- TASK DIRECTIONS: Locate the lines where "ولكن" occurs and copy them as they stand.
--------------------------------------------------
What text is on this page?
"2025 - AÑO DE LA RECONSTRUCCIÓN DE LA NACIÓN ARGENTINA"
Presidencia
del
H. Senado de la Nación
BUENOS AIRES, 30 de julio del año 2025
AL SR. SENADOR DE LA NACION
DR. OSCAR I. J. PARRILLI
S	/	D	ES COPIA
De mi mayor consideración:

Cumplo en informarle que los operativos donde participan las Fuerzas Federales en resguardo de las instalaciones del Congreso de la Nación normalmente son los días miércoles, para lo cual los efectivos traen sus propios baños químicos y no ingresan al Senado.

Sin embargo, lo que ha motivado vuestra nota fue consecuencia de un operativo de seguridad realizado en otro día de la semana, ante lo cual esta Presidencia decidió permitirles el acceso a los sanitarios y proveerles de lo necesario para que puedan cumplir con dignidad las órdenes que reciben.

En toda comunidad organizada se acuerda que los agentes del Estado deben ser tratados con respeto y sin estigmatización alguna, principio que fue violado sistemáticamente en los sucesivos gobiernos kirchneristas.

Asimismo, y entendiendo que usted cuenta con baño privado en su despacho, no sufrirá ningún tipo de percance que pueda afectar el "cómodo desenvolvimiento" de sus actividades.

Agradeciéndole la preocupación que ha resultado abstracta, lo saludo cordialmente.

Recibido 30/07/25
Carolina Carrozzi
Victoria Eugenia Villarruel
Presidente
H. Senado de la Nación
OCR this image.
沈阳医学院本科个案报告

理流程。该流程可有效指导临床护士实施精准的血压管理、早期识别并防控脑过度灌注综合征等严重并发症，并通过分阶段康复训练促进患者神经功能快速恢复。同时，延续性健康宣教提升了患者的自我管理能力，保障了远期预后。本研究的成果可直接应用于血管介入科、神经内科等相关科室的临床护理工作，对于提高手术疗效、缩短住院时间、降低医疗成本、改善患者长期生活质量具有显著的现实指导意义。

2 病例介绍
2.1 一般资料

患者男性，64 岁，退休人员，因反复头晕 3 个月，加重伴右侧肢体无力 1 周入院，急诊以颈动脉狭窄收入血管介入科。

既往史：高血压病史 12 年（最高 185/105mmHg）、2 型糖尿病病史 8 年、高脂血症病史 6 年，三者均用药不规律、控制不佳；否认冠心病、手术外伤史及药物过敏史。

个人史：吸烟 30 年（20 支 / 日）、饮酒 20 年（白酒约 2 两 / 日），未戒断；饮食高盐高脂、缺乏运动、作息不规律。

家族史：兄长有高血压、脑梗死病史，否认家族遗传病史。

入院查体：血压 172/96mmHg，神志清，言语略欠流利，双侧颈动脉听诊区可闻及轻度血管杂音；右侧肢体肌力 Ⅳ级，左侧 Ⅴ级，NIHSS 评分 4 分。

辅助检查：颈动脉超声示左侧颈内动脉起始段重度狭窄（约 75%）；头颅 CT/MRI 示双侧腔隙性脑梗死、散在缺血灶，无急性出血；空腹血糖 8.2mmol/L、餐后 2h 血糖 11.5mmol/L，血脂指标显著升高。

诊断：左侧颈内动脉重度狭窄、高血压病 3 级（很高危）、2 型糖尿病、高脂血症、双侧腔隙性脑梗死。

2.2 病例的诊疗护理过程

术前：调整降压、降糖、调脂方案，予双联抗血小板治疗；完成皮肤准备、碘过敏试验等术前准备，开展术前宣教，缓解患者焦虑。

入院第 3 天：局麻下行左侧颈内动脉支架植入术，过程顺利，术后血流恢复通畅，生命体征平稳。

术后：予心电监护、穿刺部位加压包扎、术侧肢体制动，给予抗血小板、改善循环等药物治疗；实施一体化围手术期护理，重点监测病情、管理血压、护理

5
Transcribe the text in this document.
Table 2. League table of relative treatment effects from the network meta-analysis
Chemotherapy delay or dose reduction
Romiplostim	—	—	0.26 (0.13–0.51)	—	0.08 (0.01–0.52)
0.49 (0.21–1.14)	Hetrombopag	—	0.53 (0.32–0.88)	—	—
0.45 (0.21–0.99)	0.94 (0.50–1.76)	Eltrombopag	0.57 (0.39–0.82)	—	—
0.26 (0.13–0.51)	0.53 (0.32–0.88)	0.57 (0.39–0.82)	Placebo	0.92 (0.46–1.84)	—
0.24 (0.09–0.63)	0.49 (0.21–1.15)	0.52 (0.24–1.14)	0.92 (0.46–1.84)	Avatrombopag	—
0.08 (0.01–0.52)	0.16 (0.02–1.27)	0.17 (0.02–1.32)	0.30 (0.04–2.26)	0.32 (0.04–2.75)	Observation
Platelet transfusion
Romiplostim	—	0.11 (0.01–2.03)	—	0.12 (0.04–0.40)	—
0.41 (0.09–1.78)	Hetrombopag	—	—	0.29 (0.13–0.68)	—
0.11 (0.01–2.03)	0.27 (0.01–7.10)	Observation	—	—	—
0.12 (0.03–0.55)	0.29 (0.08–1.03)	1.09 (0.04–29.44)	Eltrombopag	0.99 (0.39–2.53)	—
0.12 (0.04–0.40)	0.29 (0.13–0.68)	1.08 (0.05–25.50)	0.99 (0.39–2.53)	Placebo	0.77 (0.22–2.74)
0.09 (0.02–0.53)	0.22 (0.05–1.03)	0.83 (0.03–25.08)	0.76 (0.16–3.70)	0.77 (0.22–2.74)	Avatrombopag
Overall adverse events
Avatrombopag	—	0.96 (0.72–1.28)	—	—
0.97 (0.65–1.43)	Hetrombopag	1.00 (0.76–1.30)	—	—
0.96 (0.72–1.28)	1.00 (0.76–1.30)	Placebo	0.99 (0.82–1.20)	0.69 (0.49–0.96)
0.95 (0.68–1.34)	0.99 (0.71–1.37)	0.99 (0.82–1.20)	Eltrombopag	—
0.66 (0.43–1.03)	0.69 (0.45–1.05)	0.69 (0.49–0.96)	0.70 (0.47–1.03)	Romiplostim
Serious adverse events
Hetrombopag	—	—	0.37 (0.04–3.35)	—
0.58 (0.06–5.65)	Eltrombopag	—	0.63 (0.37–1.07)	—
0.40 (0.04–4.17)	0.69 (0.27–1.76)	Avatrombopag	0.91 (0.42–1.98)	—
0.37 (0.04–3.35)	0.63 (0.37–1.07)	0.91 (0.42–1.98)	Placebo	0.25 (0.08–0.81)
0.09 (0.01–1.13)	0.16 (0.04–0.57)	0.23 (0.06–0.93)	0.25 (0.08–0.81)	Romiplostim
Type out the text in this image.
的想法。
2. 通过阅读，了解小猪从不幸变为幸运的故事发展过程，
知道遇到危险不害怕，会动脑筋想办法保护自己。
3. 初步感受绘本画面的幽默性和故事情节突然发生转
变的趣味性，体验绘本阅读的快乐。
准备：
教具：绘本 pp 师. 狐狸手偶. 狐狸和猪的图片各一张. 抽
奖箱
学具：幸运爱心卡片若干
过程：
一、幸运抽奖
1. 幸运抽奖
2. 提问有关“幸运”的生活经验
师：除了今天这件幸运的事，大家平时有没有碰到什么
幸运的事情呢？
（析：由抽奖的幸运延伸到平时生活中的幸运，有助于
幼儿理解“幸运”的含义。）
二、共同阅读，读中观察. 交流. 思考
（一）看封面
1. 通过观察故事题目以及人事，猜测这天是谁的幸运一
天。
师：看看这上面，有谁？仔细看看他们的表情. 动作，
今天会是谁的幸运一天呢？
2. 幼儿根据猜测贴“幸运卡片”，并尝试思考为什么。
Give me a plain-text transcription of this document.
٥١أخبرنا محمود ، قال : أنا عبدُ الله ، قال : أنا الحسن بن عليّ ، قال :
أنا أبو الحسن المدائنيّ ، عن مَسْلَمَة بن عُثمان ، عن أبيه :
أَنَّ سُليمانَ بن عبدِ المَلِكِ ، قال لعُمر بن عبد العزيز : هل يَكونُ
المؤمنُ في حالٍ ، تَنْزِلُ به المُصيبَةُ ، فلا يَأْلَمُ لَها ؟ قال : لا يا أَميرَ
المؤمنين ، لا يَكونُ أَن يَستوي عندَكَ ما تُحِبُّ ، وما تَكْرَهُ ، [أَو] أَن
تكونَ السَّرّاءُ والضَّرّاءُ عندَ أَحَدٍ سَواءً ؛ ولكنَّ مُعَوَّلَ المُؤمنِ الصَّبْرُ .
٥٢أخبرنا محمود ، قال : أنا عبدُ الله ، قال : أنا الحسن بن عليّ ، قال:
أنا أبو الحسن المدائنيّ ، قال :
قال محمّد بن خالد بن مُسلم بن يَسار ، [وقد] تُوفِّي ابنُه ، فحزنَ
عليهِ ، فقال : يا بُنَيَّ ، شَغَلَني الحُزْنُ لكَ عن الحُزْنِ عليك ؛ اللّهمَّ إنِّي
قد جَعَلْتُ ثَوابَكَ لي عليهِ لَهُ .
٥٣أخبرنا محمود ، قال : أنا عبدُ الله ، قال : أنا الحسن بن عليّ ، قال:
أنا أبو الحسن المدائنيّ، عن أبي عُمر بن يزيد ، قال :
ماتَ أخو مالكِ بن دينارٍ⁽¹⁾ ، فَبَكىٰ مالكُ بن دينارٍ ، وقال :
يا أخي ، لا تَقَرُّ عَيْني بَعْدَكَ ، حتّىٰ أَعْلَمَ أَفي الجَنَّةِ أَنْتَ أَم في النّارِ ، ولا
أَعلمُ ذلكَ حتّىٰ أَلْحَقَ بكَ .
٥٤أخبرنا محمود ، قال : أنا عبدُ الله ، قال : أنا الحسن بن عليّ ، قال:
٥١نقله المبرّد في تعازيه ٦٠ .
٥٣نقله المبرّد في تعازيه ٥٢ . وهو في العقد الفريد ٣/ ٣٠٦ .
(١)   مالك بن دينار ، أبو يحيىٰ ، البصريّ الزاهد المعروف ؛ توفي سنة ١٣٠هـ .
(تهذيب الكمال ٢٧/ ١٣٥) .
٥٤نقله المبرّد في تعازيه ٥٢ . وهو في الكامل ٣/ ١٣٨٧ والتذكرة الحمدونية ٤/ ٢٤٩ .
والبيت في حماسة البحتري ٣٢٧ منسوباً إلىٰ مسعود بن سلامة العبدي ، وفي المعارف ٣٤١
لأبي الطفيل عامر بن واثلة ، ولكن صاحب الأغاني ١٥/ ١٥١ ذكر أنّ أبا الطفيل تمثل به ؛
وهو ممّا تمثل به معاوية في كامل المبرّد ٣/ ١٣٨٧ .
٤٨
--------------------------------------------------
- CORRECT RESPONSE:
تكونَ السَّرّاءُ والضَّرّاءُ عندَ أَحَدٍ سَواءً ؛ ولكنَّ مُعَوَّلَ المُؤمنِ الصَّبْرُ .
لأبي الطفيل عامر بن واثلة ، ولكن صاحب الأغاني ١٥/ ١٥١ ذكر أنّ أبا الطفيل تمثل به ؛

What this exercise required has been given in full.